GOAL OF THE EXERCISE> Answer with one number: the count of lines in the listing below that hold the word "comhem".

EXERCISE INPUT>
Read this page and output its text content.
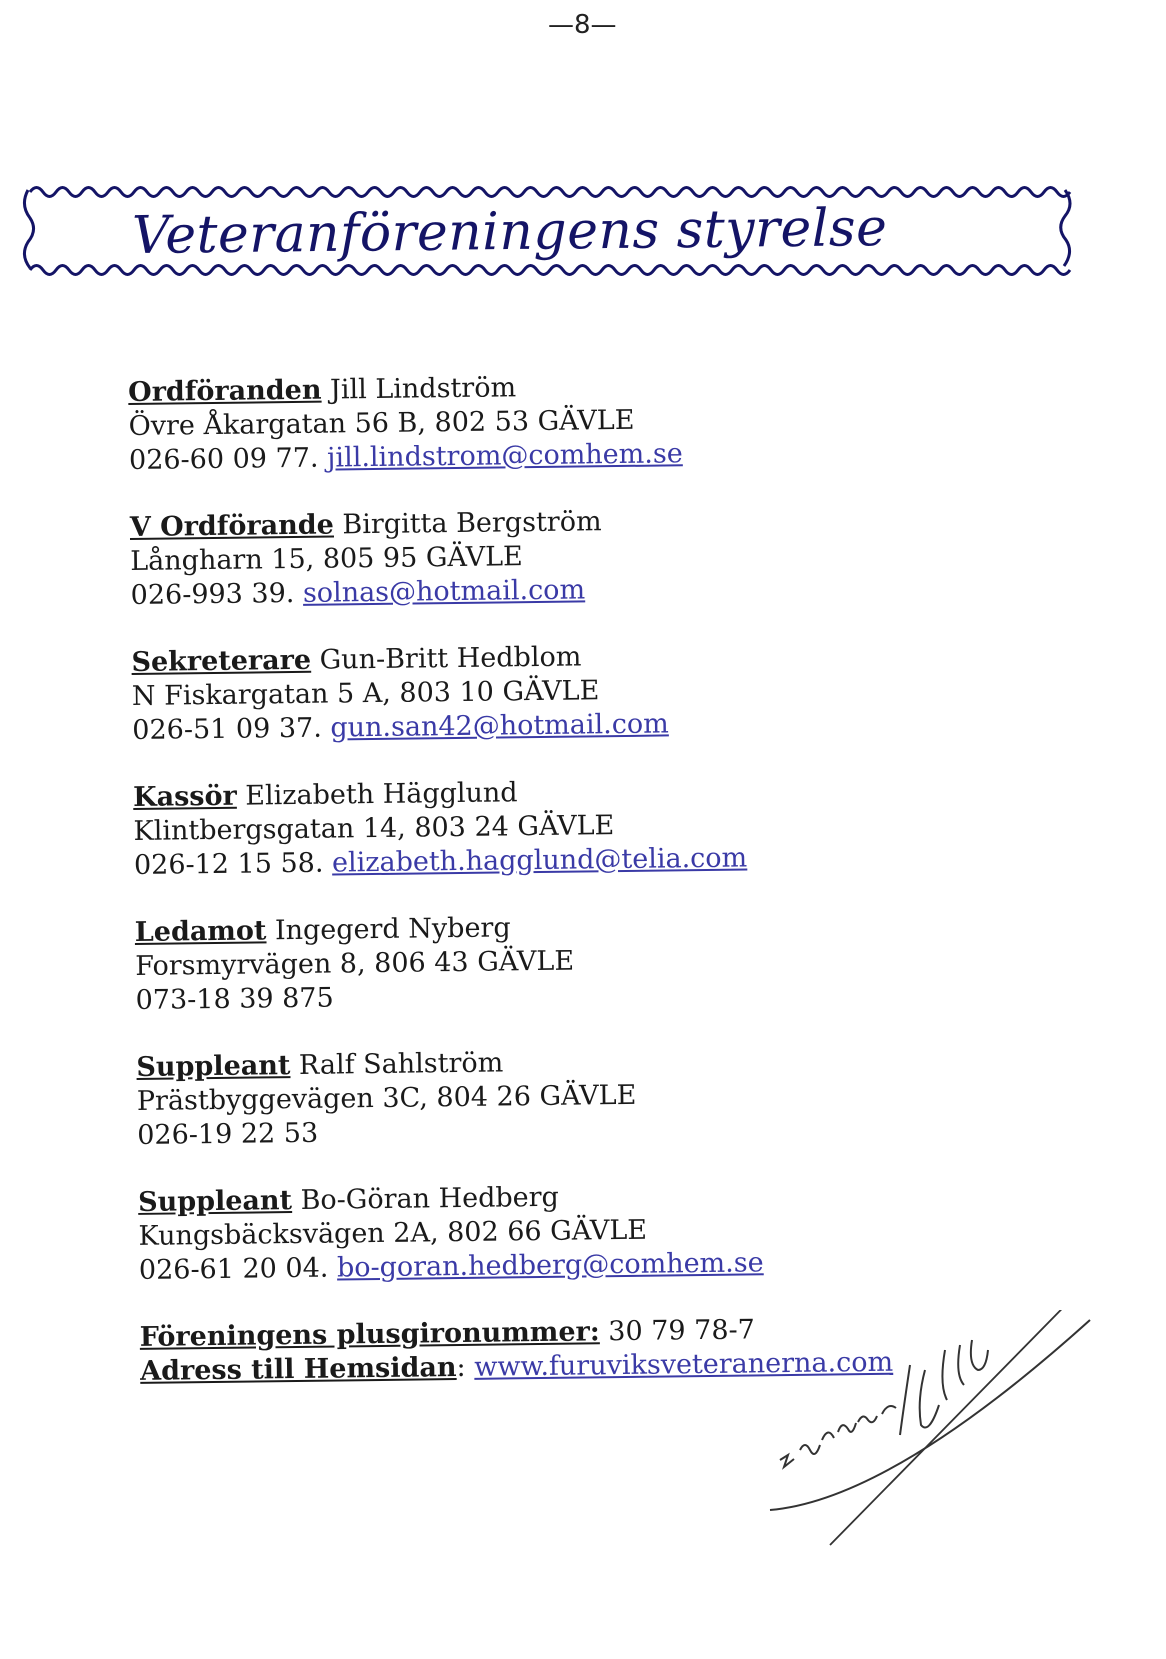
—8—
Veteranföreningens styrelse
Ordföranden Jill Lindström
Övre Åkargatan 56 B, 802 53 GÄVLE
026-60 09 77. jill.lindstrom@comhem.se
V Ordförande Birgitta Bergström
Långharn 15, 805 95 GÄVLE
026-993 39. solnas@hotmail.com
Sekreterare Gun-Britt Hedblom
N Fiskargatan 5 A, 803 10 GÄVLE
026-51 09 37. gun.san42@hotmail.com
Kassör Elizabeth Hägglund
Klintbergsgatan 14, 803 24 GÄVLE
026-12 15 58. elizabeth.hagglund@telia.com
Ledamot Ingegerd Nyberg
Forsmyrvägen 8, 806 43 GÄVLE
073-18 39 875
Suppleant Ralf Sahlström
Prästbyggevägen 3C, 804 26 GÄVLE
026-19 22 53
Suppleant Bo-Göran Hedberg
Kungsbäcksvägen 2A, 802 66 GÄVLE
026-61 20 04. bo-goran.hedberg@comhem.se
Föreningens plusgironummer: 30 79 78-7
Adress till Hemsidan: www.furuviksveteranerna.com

SOLUTION FOR THIS TASK> 2